● **INSTRUCTIONS FOR THE TASK**: Look over the lines below. Report each one that includes the string "structured".

● **DATA ROWS**:
★ ★ ★
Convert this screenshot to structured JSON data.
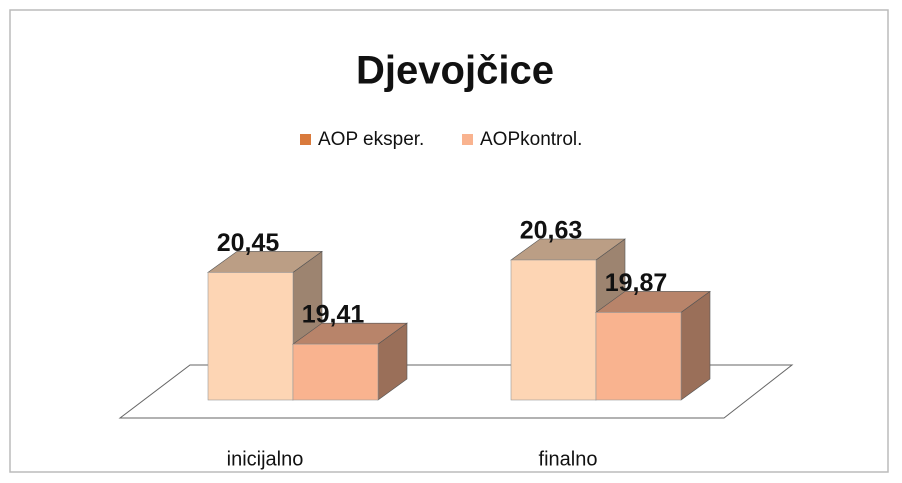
★ ★ ★
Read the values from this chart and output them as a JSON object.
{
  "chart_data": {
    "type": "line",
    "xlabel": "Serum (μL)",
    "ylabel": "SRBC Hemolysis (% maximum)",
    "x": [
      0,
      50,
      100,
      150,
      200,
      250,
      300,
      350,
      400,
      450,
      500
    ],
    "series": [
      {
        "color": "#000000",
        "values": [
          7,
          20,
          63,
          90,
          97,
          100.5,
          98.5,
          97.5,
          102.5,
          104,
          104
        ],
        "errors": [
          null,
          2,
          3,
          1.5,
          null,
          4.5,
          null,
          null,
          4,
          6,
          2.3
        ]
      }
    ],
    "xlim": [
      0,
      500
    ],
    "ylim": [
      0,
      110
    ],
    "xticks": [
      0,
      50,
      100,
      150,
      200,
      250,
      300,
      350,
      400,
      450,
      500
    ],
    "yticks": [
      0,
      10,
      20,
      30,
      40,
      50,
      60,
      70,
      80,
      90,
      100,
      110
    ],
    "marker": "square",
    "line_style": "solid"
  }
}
★ ★ ★
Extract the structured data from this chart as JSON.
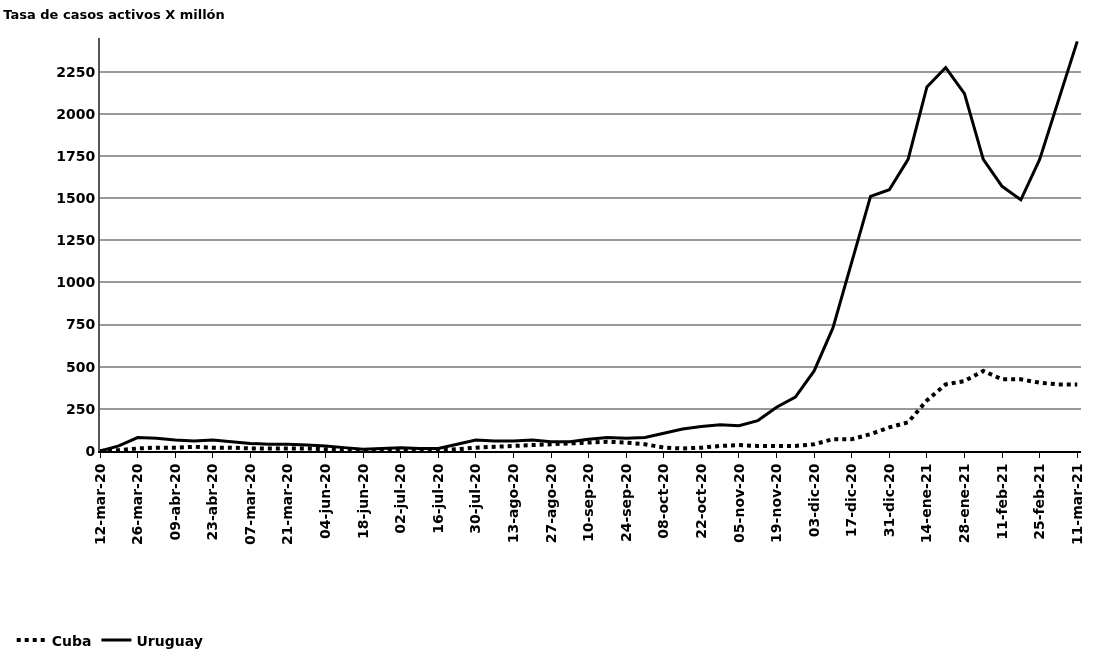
★ ★ ★
● **RESPONSE FOR THIS EXERCISE**:
Convert this screenshot to structured JSON data.
Extract the structured data from this chart as JSON.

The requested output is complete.